[Exercise objective] Produce a word-for-word copy of the listing below without its pictures.

A run of records
_ _ _

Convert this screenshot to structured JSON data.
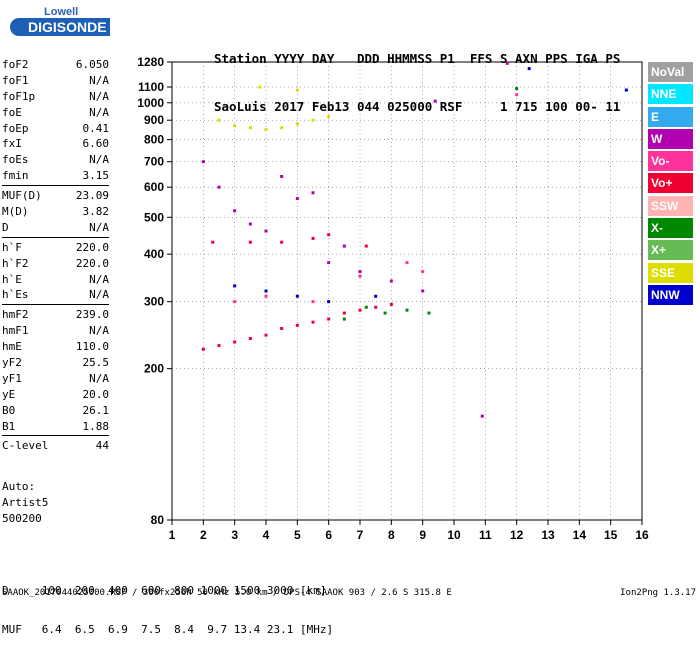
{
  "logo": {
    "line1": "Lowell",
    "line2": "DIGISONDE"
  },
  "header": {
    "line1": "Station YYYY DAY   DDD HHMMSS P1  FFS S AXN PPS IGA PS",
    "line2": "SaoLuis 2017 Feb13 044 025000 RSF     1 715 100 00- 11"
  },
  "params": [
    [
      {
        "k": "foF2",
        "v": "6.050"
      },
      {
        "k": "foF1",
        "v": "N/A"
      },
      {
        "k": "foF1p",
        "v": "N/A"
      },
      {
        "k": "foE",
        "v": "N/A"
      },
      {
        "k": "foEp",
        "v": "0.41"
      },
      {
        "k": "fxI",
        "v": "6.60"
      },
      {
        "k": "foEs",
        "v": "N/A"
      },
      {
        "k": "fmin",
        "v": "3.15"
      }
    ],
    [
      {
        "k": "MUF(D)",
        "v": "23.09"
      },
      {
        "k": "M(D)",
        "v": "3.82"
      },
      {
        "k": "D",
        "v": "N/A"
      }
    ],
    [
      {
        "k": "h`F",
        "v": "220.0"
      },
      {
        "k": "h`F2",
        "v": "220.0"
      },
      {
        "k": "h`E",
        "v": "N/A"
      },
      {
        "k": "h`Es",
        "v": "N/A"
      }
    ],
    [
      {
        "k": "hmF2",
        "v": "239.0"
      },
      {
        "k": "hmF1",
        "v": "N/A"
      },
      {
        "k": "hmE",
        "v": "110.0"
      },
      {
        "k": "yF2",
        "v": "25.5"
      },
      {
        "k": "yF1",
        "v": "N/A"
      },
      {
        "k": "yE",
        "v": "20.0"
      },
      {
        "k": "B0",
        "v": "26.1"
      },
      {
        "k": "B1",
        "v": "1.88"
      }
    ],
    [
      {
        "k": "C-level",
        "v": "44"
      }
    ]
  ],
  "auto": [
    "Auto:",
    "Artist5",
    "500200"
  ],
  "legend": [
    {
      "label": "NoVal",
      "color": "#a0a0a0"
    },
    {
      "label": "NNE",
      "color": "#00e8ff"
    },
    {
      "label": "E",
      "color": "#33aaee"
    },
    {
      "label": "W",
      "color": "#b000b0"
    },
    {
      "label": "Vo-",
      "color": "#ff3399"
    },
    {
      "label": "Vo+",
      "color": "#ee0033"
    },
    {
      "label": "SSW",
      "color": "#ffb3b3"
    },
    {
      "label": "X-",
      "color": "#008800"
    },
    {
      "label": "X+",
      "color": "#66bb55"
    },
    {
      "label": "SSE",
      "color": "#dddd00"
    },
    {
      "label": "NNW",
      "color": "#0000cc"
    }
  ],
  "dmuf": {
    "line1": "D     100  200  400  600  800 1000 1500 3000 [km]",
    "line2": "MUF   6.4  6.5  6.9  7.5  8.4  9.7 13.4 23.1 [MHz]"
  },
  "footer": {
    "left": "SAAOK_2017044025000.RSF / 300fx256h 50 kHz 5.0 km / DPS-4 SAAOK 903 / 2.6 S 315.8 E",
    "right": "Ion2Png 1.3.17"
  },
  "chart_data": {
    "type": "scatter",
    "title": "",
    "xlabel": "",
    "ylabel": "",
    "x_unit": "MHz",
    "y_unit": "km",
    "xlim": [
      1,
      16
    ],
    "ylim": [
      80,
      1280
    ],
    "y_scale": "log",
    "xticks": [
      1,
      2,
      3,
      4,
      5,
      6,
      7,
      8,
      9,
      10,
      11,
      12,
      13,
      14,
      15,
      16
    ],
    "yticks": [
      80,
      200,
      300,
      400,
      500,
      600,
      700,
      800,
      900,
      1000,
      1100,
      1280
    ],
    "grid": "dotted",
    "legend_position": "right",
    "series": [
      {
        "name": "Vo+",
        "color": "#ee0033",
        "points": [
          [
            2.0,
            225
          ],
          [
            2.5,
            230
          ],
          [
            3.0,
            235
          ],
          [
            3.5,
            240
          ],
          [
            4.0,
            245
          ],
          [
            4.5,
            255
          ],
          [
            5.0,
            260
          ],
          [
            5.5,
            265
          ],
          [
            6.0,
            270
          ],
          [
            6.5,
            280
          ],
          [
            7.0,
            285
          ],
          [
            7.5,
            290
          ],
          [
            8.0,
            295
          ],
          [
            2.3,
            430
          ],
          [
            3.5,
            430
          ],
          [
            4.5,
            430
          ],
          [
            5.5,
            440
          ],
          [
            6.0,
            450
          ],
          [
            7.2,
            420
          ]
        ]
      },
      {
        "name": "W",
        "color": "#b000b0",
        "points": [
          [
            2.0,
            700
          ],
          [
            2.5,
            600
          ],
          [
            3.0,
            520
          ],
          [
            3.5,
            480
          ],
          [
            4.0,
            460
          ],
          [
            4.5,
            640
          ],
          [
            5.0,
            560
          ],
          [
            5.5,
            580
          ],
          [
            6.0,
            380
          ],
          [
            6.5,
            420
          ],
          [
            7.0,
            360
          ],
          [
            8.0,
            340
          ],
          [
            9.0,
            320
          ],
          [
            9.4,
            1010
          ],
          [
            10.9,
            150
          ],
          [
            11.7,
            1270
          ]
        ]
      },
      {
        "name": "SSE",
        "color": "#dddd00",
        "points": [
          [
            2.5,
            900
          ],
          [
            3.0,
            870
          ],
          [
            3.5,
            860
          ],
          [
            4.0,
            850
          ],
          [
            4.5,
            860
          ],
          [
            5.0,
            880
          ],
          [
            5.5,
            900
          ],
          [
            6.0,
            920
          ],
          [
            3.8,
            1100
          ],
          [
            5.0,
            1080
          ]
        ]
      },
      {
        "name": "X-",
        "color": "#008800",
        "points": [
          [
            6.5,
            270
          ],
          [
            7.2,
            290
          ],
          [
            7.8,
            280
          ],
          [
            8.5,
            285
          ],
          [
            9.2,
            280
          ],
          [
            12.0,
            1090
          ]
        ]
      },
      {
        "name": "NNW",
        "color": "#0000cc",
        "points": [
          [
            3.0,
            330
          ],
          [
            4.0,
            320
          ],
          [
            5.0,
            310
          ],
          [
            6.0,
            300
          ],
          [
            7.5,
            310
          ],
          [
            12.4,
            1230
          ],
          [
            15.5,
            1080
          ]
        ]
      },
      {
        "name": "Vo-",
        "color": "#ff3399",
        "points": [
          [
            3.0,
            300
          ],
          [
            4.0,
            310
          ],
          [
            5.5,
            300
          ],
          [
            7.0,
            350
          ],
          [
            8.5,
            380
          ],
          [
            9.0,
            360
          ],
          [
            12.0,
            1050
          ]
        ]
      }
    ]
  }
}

_ _ _

[Result of the exercise]
Convert this screenshot to structured JSON data.
{
  "logo": {
    "line1": "Lowell",
    "line2": "DIGISONDE"
  },
  "header": {
    "line1": "Station YYYY DAY   DDD HHMMSS P1  FFS S AXN PPS IGA PS",
    "line2": "SaoLuis 2017 Feb13 044 025000 RSF     1 715 100 00- 11"
  },
  "params": [
    [
      {
        "k": "foF2",
        "v": "6.050"
      },
      {
        "k": "foF1",
        "v": "N/A"
      },
      {
        "k": "foF1p",
        "v": "N/A"
      },
      {
        "k": "foE",
        "v": "N/A"
      },
      {
        "k": "foEp",
        "v": "0.41"
      },
      {
        "k": "fxI",
        "v": "6.60"
      },
      {
        "k": "foEs",
        "v": "N/A"
      },
      {
        "k": "fmin",
        "v": "3.15"
      }
    ],
    [
      {
        "k": "MUF(D)",
        "v": "23.09"
      },
      {
        "k": "M(D)",
        "v": "3.82"
      },
      {
        "k": "D",
        "v": "N/A"
      }
    ],
    [
      {
        "k": "h`F",
        "v": "220.0"
      },
      {
        "k": "h`F2",
        "v": "220.0"
      },
      {
        "k": "h`E",
        "v": "N/A"
      },
      {
        "k": "h`Es",
        "v": "N/A"
      }
    ],
    [
      {
        "k": "hmF2",
        "v": "239.0"
      },
      {
        "k": "hmF1",
        "v": "N/A"
      },
      {
        "k": "hmE",
        "v": "110.0"
      },
      {
        "k": "yF2",
        "v": "25.5"
      },
      {
        "k": "yF1",
        "v": "N/A"
      },
      {
        "k": "yE",
        "v": "20.0"
      },
      {
        "k": "B0",
        "v": "26.1"
      },
      {
        "k": "B1",
        "v": "1.88"
      }
    ],
    [
      {
        "k": "C-level",
        "v": "44"
      }
    ]
  ],
  "auto": [
    "Auto:",
    "Artist5",
    "500200"
  ],
  "legend": [
    {
      "label": "NoVal",
      "color": "#a0a0a0"
    },
    {
      "label": "NNE",
      "color": "#00e8ff"
    },
    {
      "label": "E",
      "color": "#33aaee"
    },
    {
      "label": "W",
      "color": "#b000b0"
    },
    {
      "label": "Vo-",
      "color": "#ff3399"
    },
    {
      "label": "Vo+",
      "color": "#ee0033"
    },
    {
      "label": "SSW",
      "color": "#ffb3b3"
    },
    {
      "label": "X-",
      "color": "#008800"
    },
    {
      "label": "X+",
      "color": "#66bb55"
    },
    {
      "label": "SSE",
      "color": "#dddd00"
    },
    {
      "label": "NNW",
      "color": "#0000cc"
    }
  ],
  "dmuf": {
    "line1": "D     100  200  400  600  800 1000 1500 3000 [km]",
    "line2": "MUF   6.4  6.5  6.9  7.5  8.4  9.7 13.4 23.1 [MHz]"
  },
  "footer": {
    "left": "SAAOK_2017044025000.RSF / 300fx256h 50 kHz 5.0 km / DPS-4 SAAOK 903 / 2.6 S 315.8 E",
    "right": "Ion2Png 1.3.17"
  },
  "chart_data": {
    "type": "scatter",
    "title": "",
    "xlabel": "",
    "ylabel": "",
    "x_unit": "MHz",
    "y_unit": "km",
    "xlim": [
      1,
      16
    ],
    "ylim": [
      80,
      1280
    ],
    "y_scale": "log",
    "xticks": [
      1,
      2,
      3,
      4,
      5,
      6,
      7,
      8,
      9,
      10,
      11,
      12,
      13,
      14,
      15,
      16
    ],
    "yticks": [
      80,
      200,
      300,
      400,
      500,
      600,
      700,
      800,
      900,
      1000,
      1100,
      1280
    ],
    "grid": "dotted",
    "legend_position": "right",
    "series": [
      {
        "name": "Vo+",
        "color": "#ee0033",
        "points": [
          [
            2.0,
            225
          ],
          [
            2.5,
            230
          ],
          [
            3.0,
            235
          ],
          [
            3.5,
            240
          ],
          [
            4.0,
            245
          ],
          [
            4.5,
            255
          ],
          [
            5.0,
            260
          ],
          [
            5.5,
            265
          ],
          [
            6.0,
            270
          ],
          [
            6.5,
            280
          ],
          [
            7.0,
            285
          ],
          [
            7.5,
            290
          ],
          [
            8.0,
            295
          ],
          [
            2.3,
            430
          ],
          [
            3.5,
            430
          ],
          [
            4.5,
            430
          ],
          [
            5.5,
            440
          ],
          [
            6.0,
            450
          ],
          [
            7.2,
            420
          ]
        ]
      },
      {
        "name": "W",
        "color": "#b000b0",
        "points": [
          [
            2.0,
            700
          ],
          [
            2.5,
            600
          ],
          [
            3.0,
            520
          ],
          [
            3.5,
            480
          ],
          [
            4.0,
            460
          ],
          [
            4.5,
            640
          ],
          [
            5.0,
            560
          ],
          [
            5.5,
            580
          ],
          [
            6.0,
            380
          ],
          [
            6.5,
            420
          ],
          [
            7.0,
            360
          ],
          [
            8.0,
            340
          ],
          [
            9.0,
            320
          ],
          [
            9.4,
            1010
          ],
          [
            10.9,
            150
          ],
          [
            11.7,
            1270
          ]
        ]
      },
      {
        "name": "SSE",
        "color": "#dddd00",
        "points": [
          [
            2.5,
            900
          ],
          [
            3.0,
            870
          ],
          [
            3.5,
            860
          ],
          [
            4.0,
            850
          ],
          [
            4.5,
            860
          ],
          [
            5.0,
            880
          ],
          [
            5.5,
            900
          ],
          [
            6.0,
            920
          ],
          [
            3.8,
            1100
          ],
          [
            5.0,
            1080
          ]
        ]
      },
      {
        "name": "X-",
        "color": "#008800",
        "points": [
          [
            6.5,
            270
          ],
          [
            7.2,
            290
          ],
          [
            7.8,
            280
          ],
          [
            8.5,
            285
          ],
          [
            9.2,
            280
          ],
          [
            12.0,
            1090
          ]
        ]
      },
      {
        "name": "NNW",
        "color": "#0000cc",
        "points": [
          [
            3.0,
            330
          ],
          [
            4.0,
            320
          ],
          [
            5.0,
            310
          ],
          [
            6.0,
            300
          ],
          [
            7.5,
            310
          ],
          [
            12.4,
            1230
          ],
          [
            15.5,
            1080
          ]
        ]
      },
      {
        "name": "Vo-",
        "color": "#ff3399",
        "points": [
          [
            3.0,
            300
          ],
          [
            4.0,
            310
          ],
          [
            5.5,
            300
          ],
          [
            7.0,
            350
          ],
          [
            8.5,
            380
          ],
          [
            9.0,
            360
          ],
          [
            12.0,
            1050
          ]
        ]
      }
    ]
  }
}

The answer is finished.